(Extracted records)
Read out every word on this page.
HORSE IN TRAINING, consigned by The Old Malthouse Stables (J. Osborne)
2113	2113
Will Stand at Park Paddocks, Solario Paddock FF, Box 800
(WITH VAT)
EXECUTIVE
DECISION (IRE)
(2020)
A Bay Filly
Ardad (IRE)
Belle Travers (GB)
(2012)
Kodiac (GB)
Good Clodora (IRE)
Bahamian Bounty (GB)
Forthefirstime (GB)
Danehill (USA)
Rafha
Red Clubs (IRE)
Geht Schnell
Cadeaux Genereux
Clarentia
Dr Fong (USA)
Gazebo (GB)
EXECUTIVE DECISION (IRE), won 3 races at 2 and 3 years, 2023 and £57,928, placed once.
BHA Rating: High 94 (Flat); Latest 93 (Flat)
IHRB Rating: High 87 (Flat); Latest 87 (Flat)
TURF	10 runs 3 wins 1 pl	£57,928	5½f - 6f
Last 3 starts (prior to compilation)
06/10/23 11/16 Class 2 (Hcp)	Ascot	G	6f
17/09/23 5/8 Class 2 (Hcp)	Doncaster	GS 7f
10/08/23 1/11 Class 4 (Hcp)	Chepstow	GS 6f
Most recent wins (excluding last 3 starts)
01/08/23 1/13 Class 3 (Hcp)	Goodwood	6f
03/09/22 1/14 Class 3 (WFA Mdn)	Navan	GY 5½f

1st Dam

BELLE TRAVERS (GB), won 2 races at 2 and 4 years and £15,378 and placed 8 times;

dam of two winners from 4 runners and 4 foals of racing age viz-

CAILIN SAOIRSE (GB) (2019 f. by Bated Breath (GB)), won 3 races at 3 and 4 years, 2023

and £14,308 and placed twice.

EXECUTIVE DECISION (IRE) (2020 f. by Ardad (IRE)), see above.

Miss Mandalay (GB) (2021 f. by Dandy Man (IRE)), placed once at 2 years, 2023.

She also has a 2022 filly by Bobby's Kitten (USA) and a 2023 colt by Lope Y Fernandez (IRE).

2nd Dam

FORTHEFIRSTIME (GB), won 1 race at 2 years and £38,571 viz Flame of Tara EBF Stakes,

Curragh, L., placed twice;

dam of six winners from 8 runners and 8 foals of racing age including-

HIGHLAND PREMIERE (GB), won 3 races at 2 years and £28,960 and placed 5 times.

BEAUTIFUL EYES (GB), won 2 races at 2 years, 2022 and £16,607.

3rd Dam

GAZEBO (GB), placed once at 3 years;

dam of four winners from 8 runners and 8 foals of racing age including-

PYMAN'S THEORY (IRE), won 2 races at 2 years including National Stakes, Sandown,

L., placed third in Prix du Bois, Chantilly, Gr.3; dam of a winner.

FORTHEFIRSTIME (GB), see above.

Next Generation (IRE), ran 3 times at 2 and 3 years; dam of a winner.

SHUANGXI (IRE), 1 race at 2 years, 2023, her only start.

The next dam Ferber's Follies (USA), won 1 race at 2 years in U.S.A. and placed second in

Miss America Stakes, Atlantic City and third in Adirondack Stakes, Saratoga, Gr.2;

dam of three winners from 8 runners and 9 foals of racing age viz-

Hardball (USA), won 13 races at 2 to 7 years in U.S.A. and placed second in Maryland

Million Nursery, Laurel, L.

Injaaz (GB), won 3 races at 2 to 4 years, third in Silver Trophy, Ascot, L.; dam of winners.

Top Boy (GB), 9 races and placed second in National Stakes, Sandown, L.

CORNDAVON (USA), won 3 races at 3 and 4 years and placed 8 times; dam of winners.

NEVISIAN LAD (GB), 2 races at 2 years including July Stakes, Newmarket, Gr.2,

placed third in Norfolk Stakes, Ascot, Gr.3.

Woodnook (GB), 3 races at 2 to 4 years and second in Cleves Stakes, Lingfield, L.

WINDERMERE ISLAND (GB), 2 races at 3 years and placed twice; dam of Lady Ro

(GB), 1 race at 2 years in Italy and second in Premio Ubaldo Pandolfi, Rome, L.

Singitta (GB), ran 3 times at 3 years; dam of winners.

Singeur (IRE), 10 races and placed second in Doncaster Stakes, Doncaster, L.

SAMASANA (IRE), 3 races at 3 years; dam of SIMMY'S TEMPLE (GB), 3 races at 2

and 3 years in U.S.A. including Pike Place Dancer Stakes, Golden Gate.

**Exercise task**:
Gather, from the listing above, every line carrying the word "times".

**Task answer**:
BELLE TRAVERS (GB), won 2 races at 2 and 4 years and £15,378 and placed 8 times;
HIGHLAND PREMIERE (GB), won 3 races at 2 years and £28,960 and placed 5 times.
Next Generation (IRE), ran 3 times at 2 and 3 years; dam of a winner.
CORNDAVON (USA), won 3 races at 3 and 4 years and placed 8 times; dam of winners.
Singitta (GB), ran 3 times at 3 years; dam of winners.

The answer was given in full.